● Your objective
Copy every line of the material below word for word, leaving out the pictures.

• • •

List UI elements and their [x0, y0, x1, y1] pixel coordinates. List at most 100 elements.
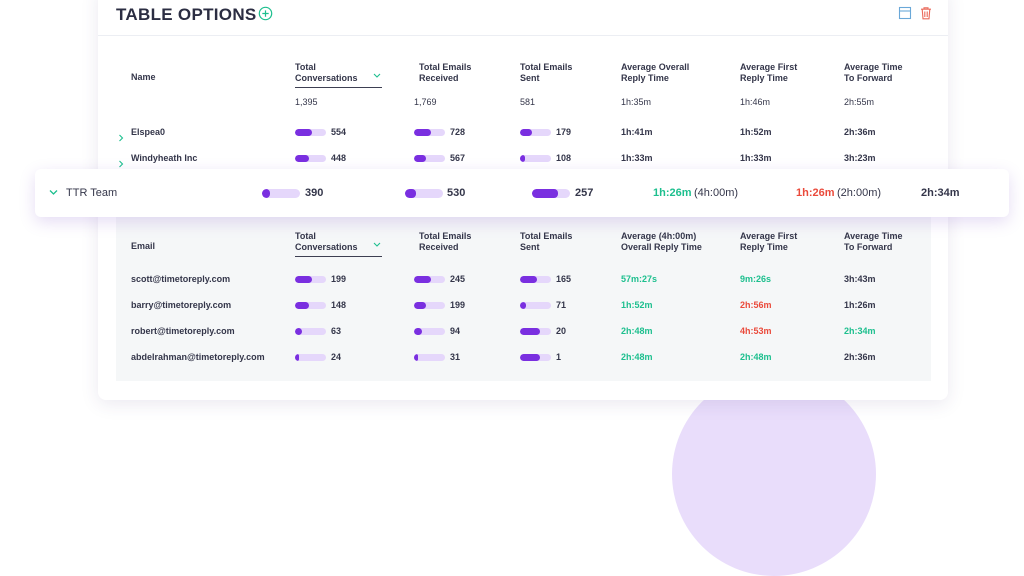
conversations-value: 554 [331, 127, 347, 137]
row-name[interactable]: Windyheath Inc [131, 153, 198, 163]
received-bar [414, 129, 445, 136]
team-reply-time: 1h:26m [653, 187, 692, 199]
conversations-bar [295, 354, 326, 361]
team-sent-bar [532, 189, 570, 198]
reply-value: 2h:48m [621, 352, 653, 362]
sent-bar [520, 155, 551, 162]
team-first-reply: 1h:26m [796, 187, 835, 199]
team-conversations-bar [262, 189, 300, 198]
conversations-bar [295, 276, 326, 283]
total-value: 1,769 [414, 97, 437, 107]
sent-value: 179 [556, 127, 572, 137]
reply-value: 1h:33m [621, 153, 653, 163]
total-value: 1,395 [295, 97, 318, 107]
sub-column-header[interactable]: Average First Reply Time [740, 231, 798, 252]
main-column-header[interactable]: Average Time To Forward [844, 62, 903, 83]
main-column-header[interactable]: Total Conversations [295, 62, 358, 83]
total-value: 1h:46m [740, 97, 771, 107]
team-name: TTR Team [66, 187, 118, 199]
forward-value: 2h:34m [844, 326, 876, 336]
first-reply-value: 2h:48m [740, 352, 772, 362]
team-row[interactable]: TTR Team 390 530 257 1h:26m (4h:00m) 1h:… [35, 169, 1009, 217]
received-value: 728 [450, 127, 466, 137]
member-email[interactable]: scott@timetoreply.com [131, 274, 231, 284]
team-forward-time: 2h:34m [921, 187, 960, 199]
chevron-down-icon[interactable] [49, 189, 58, 196]
reply-value: 1h:41m [621, 127, 653, 137]
received-bar [414, 328, 445, 335]
conversations-value: 63 [331, 326, 342, 336]
main-column-header[interactable]: Average First Reply Time [740, 62, 798, 83]
sub-column-header[interactable]: Average (4h:00m) Overall Reply Time [621, 231, 702, 252]
add-circle-icon[interactable] [258, 6, 273, 21]
received-bar [414, 276, 445, 283]
trash-icon[interactable] [919, 6, 933, 20]
sent-value: 165 [556, 274, 572, 284]
sent-value: 20 [556, 326, 567, 336]
total-value: 1h:35m [621, 97, 652, 107]
sent-bar [520, 328, 551, 335]
first-reply-value: 4h:53m [740, 326, 772, 336]
main-column-header[interactable]: Total Emails Sent [520, 62, 573, 83]
member-email[interactable]: barry@timetoreply.com [131, 300, 232, 310]
forward-value: 3h:23m [844, 153, 876, 163]
main-column-header[interactable]: Name [131, 72, 156, 82]
team-sent: 257 [575, 187, 594, 199]
received-value: 31 [450, 352, 461, 362]
sent-bar [520, 276, 551, 283]
team-conversations: 390 [305, 187, 324, 199]
team-first-target: (2h:00m) [837, 187, 882, 199]
total-value: 2h:55m [844, 97, 875, 107]
received-bar [414, 302, 445, 309]
team-received: 530 [447, 187, 466, 199]
member-email[interactable]: robert@timetoreply.com [131, 326, 235, 336]
sort-chevron-icon[interactable] [373, 235, 381, 247]
sort-underline [295, 256, 382, 257]
forward-value: 2h:36m [844, 127, 876, 137]
first-reply-value: 9m:26s [740, 274, 772, 284]
first-reply-value: 2h:56m [740, 300, 772, 310]
decorative-blob [672, 372, 876, 576]
row-name[interactable]: Elspea0 [131, 127, 166, 137]
sort-chevron-icon[interactable] [373, 66, 381, 78]
sent-value: 1 [556, 352, 562, 362]
chevron-right-icon[interactable] [118, 129, 124, 142]
reply-value: 57m:27s [621, 274, 658, 284]
reply-value: 1h:52m [621, 300, 653, 310]
member-email[interactable]: abdelrahman@timetoreply.com [131, 352, 265, 362]
received-value: 245 [450, 274, 466, 284]
main-column-header[interactable]: Average Overall Reply Time [621, 62, 690, 83]
sent-bar [520, 302, 551, 309]
forward-value: 3h:43m [844, 274, 876, 284]
card-header: TABLE OPTIONS [98, 0, 948, 36]
sent-value: 108 [556, 153, 572, 163]
sub-column-header[interactable]: Average Time To Forward [844, 231, 903, 252]
sub-column-header[interactable]: Total Emails Sent [520, 231, 573, 252]
received-value: 567 [450, 153, 466, 163]
sub-column-header[interactable]: Email [131, 241, 156, 251]
team-reply-target: (4h:00m) [694, 187, 739, 199]
first_reply-value: 1h:33m [740, 153, 772, 163]
conversations-bar [295, 155, 326, 162]
first_reply-value: 1h:52m [740, 127, 772, 137]
sub-column-header[interactable]: Total Emails Received [419, 231, 472, 252]
forward-value: 2h:36m [844, 352, 876, 362]
conversations-bar [295, 328, 326, 335]
conversations-value: 24 [331, 352, 342, 362]
conversations-bar [295, 302, 326, 309]
chevron-right-icon[interactable] [118, 155, 124, 168]
sort-underline [295, 87, 382, 88]
conversations-bar [295, 129, 326, 136]
forward-value: 1h:26m [844, 300, 876, 310]
layout-icon[interactable] [898, 6, 912, 20]
received-bar [414, 354, 445, 361]
team-member-panel [116, 214, 931, 381]
main-column-header[interactable]: Total Emails Received [419, 62, 472, 83]
conversations-value: 148 [331, 300, 347, 310]
conversations-value: 199 [331, 274, 347, 284]
total-value: 581 [520, 97, 536, 107]
sent-bar [520, 129, 551, 136]
page-title: TABLE OPTIONS [116, 5, 257, 24]
received-value: 199 [450, 300, 466, 310]
sub-column-header[interactable]: Total Conversations [295, 231, 358, 252]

• • •

● Answer to this problem
List UI elements and their [x0, y0, x1, y1] pixel coordinates. List at most 100 elements.
conversations-value: 554 [331, 127, 347, 137]
row-name[interactable]: Windyheath Inc [131, 153, 198, 163]
received-bar [414, 129, 445, 136]
team-reply-time: 1h:26m [653, 187, 692, 199]
conversations-bar [295, 354, 326, 361]
team-sent-bar [532, 189, 570, 198]
reply-value: 2h:48m [621, 352, 653, 362]
sent-bar [520, 155, 551, 162]
team-first-reply: 1h:26m [796, 187, 835, 199]
team-conversations-bar [262, 189, 300, 198]
conversations-bar [295, 276, 326, 283]
total-value: 1,769 [414, 97, 437, 107]
sent-value: 179 [556, 127, 572, 137]
reply-value: 1h:33m [621, 153, 653, 163]
total-value: 1,395 [295, 97, 318, 107]
sub-column-header[interactable]: Average First Reply Time [740, 231, 798, 252]
main-column-header[interactable]: Average Time To Forward [844, 62, 903, 83]
main-column-header[interactable]: Total Conversations [295, 62, 358, 83]
total-value: 1h:46m [740, 97, 771, 107]
team-name: TTR Team [66, 187, 118, 199]
forward-value: 2h:34m [844, 326, 876, 336]
first-reply-value: 2h:48m [740, 352, 772, 362]
team-row[interactable]: TTR Team 390 530 257 1h:26m (4h:00m) 1h:… [35, 169, 1009, 217]
received-value: 728 [450, 127, 466, 137]
member-email[interactable]: scott@timetoreply.com [131, 274, 231, 284]
team-forward-time: 2h:34m [921, 187, 960, 199]
chevron-down-icon[interactable] [49, 189, 58, 196]
reply-value: 1h:41m [621, 127, 653, 137]
received-bar [414, 328, 445, 335]
conversations-value: 63 [331, 326, 342, 336]
main-column-header[interactable]: Average First Reply Time [740, 62, 798, 83]
sub-column-header[interactable]: Average (4h:00m) Overall Reply Time [621, 231, 702, 252]
add-circle-icon[interactable] [258, 6, 273, 21]
received-bar [414, 276, 445, 283]
trash-icon[interactable] [919, 6, 933, 20]
sent-value: 165 [556, 274, 572, 284]
sent-value: 20 [556, 326, 567, 336]
total-value: 1h:35m [621, 97, 652, 107]
sent-bar [520, 328, 551, 335]
first-reply-value: 4h:53m [740, 326, 772, 336]
main-column-header[interactable]: Total Emails Sent [520, 62, 573, 83]
member-email[interactable]: barry@timetoreply.com [131, 300, 232, 310]
forward-value: 3h:23m [844, 153, 876, 163]
main-column-header[interactable]: Name [131, 72, 156, 82]
team-sent: 257 [575, 187, 594, 199]
received-value: 31 [450, 352, 461, 362]
sent-bar [520, 276, 551, 283]
team-conversations: 390 [305, 187, 324, 199]
team-first-target: (2h:00m) [837, 187, 882, 199]
total-value: 2h:55m [844, 97, 875, 107]
received-bar [414, 302, 445, 309]
team-received: 530 [447, 187, 466, 199]
member-email[interactable]: robert@timetoreply.com [131, 326, 235, 336]
sort-chevron-icon[interactable] [373, 235, 381, 247]
sort-underline [295, 256, 382, 257]
forward-value: 2h:36m [844, 127, 876, 137]
first-reply-value: 9m:26s [740, 274, 772, 284]
first-reply-value: 2h:56m [740, 300, 772, 310]
decorative-blob [672, 372, 876, 576]
row-name[interactable]: Elspea0 [131, 127, 166, 137]
sort-chevron-icon[interactable] [373, 66, 381, 78]
sent-value: 1 [556, 352, 562, 362]
chevron-right-icon[interactable] [118, 129, 124, 142]
reply-value: 57m:27s [621, 274, 658, 284]
reply-value: 1h:52m [621, 300, 653, 310]
member-email[interactable]: abdelrahman@timetoreply.com [131, 352, 265, 362]
received-value: 245 [450, 274, 466, 284]
main-column-header[interactable]: Average Overall Reply Time [621, 62, 690, 83]
sent-bar [520, 302, 551, 309]
forward-value: 3h:43m [844, 274, 876, 284]
card-header: TABLE OPTIONS [98, 0, 948, 36]
sent-value: 108 [556, 153, 572, 163]
sub-column-header[interactable]: Average Time To Forward [844, 231, 903, 252]
sub-column-header[interactable]: Total Emails Sent [520, 231, 573, 252]
received-value: 567 [450, 153, 466, 163]
sub-column-header[interactable]: Email [131, 241, 156, 251]
team-reply-target: (4h:00m) [694, 187, 739, 199]
first_reply-value: 1h:33m [740, 153, 772, 163]
conversations-bar [295, 155, 326, 162]
first_reply-value: 1h:52m [740, 127, 772, 137]
sub-column-header[interactable]: Total Emails Received [419, 231, 472, 252]
forward-value: 2h:36m [844, 352, 876, 362]
conversations-bar [295, 328, 326, 335]
conversations-value: 24 [331, 352, 342, 362]
conversations-bar [295, 302, 326, 309]
chevron-right-icon[interactable] [118, 155, 124, 168]
sort-underline [295, 87, 382, 88]
conversations-bar [295, 129, 326, 136]
forward-value: 1h:26m [844, 300, 876, 310]
layout-icon[interactable] [898, 6, 912, 20]
received-bar [414, 354, 445, 361]
team-member-panel [116, 214, 931, 381]
main-column-header[interactable]: Total Emails Received [419, 62, 472, 83]
conversations-value: 148 [331, 300, 347, 310]
conversations-value: 199 [331, 274, 347, 284]
total-value: 581 [520, 97, 536, 107]
sent-bar [520, 129, 551, 136]
page-title: TABLE OPTIONS [116, 5, 257, 24]
received-value: 199 [450, 300, 466, 310]
sub-column-header[interactable]: Total Conversations [295, 231, 358, 252]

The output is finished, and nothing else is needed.